> **WORK TO DO**: Reproduce the data word for word, from the first line through the line containing "candlesticks — [0, 0, 1280, 332]", including both ends.

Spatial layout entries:
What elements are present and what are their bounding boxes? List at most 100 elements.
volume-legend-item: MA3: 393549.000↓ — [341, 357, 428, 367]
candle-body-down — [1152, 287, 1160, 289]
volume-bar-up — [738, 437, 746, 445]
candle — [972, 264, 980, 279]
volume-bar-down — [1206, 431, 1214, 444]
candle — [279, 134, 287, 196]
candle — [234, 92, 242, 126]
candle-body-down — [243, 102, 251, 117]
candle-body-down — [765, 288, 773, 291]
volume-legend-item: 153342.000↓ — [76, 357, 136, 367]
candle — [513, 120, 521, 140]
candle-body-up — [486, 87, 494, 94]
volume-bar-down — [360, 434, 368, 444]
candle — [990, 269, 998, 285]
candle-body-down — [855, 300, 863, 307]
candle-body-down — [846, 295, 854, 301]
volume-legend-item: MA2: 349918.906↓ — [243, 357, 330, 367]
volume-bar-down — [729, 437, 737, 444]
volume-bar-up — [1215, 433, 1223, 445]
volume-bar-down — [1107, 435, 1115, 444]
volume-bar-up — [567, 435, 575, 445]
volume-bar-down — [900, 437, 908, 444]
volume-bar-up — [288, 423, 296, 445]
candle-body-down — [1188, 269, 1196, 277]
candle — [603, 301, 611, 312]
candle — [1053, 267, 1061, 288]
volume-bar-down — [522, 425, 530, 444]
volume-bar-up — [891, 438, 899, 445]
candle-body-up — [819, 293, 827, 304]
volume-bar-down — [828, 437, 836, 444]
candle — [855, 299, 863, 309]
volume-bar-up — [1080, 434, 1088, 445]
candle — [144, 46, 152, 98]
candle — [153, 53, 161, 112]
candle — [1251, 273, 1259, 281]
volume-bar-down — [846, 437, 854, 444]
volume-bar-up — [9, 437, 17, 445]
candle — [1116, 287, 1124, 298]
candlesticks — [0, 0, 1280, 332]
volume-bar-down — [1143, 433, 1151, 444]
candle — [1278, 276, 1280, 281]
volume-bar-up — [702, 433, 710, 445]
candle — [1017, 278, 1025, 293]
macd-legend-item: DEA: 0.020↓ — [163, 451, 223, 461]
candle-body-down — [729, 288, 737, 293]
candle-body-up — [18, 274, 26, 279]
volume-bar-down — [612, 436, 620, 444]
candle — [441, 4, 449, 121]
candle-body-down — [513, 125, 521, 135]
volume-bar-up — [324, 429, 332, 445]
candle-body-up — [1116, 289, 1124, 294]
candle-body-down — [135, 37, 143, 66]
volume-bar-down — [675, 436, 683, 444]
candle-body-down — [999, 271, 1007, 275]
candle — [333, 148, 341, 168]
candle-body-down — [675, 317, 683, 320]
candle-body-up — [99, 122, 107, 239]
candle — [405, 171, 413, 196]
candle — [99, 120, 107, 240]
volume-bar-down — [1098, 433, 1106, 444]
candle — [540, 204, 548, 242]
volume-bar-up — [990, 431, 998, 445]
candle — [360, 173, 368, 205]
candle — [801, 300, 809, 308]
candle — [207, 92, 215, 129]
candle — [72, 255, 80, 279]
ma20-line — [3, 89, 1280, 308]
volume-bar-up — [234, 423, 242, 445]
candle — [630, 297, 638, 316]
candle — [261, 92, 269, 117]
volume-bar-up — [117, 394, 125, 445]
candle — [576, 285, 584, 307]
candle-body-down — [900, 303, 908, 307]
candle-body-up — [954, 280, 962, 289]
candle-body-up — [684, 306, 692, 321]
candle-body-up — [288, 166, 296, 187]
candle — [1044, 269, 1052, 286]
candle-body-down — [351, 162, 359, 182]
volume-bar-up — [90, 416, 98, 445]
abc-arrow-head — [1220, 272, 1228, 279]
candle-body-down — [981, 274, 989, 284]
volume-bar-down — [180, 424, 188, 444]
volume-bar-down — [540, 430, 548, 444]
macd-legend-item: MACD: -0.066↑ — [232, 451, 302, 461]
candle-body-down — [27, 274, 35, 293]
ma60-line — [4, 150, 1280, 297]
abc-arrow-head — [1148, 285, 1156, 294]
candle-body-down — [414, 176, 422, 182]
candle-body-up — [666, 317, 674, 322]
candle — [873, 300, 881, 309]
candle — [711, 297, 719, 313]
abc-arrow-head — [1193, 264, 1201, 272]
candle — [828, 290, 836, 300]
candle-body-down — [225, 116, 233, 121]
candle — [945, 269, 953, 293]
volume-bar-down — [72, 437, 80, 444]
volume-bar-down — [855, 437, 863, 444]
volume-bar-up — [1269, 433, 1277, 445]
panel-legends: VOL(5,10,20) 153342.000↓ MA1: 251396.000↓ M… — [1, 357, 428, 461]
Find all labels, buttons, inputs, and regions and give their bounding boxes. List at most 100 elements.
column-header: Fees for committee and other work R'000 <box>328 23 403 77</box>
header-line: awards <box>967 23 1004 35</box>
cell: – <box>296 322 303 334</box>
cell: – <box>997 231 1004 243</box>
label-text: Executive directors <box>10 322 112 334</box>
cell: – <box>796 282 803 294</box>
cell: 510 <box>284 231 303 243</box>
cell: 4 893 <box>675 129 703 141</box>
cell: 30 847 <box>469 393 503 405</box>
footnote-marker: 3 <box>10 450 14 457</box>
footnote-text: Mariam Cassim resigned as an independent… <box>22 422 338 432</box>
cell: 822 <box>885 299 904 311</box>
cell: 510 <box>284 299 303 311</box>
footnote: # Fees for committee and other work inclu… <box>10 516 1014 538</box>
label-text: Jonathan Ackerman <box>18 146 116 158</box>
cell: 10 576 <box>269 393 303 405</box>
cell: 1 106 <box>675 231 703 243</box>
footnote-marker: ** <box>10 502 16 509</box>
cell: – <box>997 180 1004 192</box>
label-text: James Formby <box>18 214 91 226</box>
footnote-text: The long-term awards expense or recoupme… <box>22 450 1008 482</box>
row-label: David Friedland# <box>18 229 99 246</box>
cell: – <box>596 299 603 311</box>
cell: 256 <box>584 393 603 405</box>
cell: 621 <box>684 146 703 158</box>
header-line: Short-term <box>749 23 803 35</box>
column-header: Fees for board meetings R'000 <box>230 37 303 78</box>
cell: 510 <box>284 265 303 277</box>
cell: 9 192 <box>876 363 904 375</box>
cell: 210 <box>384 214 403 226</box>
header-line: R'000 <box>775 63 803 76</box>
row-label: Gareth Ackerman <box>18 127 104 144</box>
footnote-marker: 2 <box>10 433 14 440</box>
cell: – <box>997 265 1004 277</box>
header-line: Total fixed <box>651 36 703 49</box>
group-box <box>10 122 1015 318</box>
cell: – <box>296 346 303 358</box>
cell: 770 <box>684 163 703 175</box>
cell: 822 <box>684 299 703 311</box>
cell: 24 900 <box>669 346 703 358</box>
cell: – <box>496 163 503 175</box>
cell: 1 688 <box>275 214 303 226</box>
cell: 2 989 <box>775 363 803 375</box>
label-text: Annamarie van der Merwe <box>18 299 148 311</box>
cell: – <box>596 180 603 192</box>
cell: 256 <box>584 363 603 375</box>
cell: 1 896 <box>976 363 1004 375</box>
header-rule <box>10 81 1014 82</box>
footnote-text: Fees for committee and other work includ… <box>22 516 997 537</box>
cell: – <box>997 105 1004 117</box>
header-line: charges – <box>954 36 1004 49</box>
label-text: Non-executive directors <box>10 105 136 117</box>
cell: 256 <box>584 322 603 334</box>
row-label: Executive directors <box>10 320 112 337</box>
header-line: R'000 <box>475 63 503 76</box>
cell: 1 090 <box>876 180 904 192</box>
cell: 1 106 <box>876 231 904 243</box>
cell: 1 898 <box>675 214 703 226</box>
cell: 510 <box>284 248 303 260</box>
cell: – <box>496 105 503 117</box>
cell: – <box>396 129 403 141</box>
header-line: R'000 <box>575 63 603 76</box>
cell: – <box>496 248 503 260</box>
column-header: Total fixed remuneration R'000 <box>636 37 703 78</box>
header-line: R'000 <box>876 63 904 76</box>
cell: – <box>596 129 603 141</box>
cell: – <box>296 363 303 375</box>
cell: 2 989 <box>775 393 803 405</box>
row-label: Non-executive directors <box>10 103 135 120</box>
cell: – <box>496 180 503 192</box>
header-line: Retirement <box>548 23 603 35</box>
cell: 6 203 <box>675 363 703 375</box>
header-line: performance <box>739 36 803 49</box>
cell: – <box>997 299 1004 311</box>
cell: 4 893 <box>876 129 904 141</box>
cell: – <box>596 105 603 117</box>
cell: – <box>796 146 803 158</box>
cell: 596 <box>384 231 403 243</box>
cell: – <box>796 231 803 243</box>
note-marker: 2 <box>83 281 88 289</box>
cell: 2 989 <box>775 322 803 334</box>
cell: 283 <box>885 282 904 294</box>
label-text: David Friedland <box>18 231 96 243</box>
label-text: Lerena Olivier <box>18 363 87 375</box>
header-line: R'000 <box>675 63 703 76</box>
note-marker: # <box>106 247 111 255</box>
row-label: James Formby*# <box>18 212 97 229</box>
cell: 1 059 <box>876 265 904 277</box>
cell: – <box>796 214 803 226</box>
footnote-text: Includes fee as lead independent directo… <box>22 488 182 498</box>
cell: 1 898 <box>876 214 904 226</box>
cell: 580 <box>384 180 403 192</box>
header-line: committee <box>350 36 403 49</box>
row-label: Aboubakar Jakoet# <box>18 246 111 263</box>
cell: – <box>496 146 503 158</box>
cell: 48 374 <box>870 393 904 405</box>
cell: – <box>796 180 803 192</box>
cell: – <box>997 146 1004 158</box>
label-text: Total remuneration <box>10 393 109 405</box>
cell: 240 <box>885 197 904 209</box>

> **FINAL RESULT**:
What elements are present and what are their bounding boxes? List at most 100 elements.
volume-legend-item: MA3: 393549.000↓ — [341, 357, 428, 367]
candle-body-down — [1152, 287, 1160, 289]
volume-bar-up — [738, 437, 746, 445]
candle — [972, 264, 980, 279]
volume-bar-down — [1206, 431, 1214, 444]
candle — [279, 134, 287, 196]
candle — [234, 92, 242, 126]
candle-body-down — [243, 102, 251, 117]
candle-body-down — [765, 288, 773, 291]
volume-legend-item: 153342.000↓ — [76, 357, 136, 367]
candle — [513, 120, 521, 140]
candle-body-up — [486, 87, 494, 94]
volume-bar-down — [360, 434, 368, 444]
candle — [990, 269, 998, 285]
candle-body-down — [855, 300, 863, 307]
candle-body-down — [846, 295, 854, 301]
volume-legend-item: MA2: 349918.906↓ — [243, 357, 330, 367]
volume-bar-down — [729, 437, 737, 444]
volume-bar-up — [1215, 433, 1223, 445]
volume-bar-down — [1107, 435, 1115, 444]
volume-bar-up — [567, 435, 575, 445]
volume-bar-down — [900, 437, 908, 444]
volume-bar-up — [288, 423, 296, 445]
candle-body-down — [1188, 269, 1196, 277]
candle — [603, 301, 611, 312]
candle — [1053, 267, 1061, 288]
volume-bar-down — [522, 425, 530, 444]
volume-bar-up — [891, 438, 899, 445]
candle-body-up — [819, 293, 827, 304]
volume-bar-down — [828, 437, 836, 444]
candle — [855, 299, 863, 309]
volume-bar-up — [1080, 434, 1088, 445]
candle — [144, 46, 152, 98]
candle — [153, 53, 161, 112]
candle — [1251, 273, 1259, 281]
volume-bar-down — [846, 437, 854, 444]
volume-bar-up — [9, 437, 17, 445]
candle — [1116, 287, 1124, 298]
candlesticks — [0, 0, 1280, 332]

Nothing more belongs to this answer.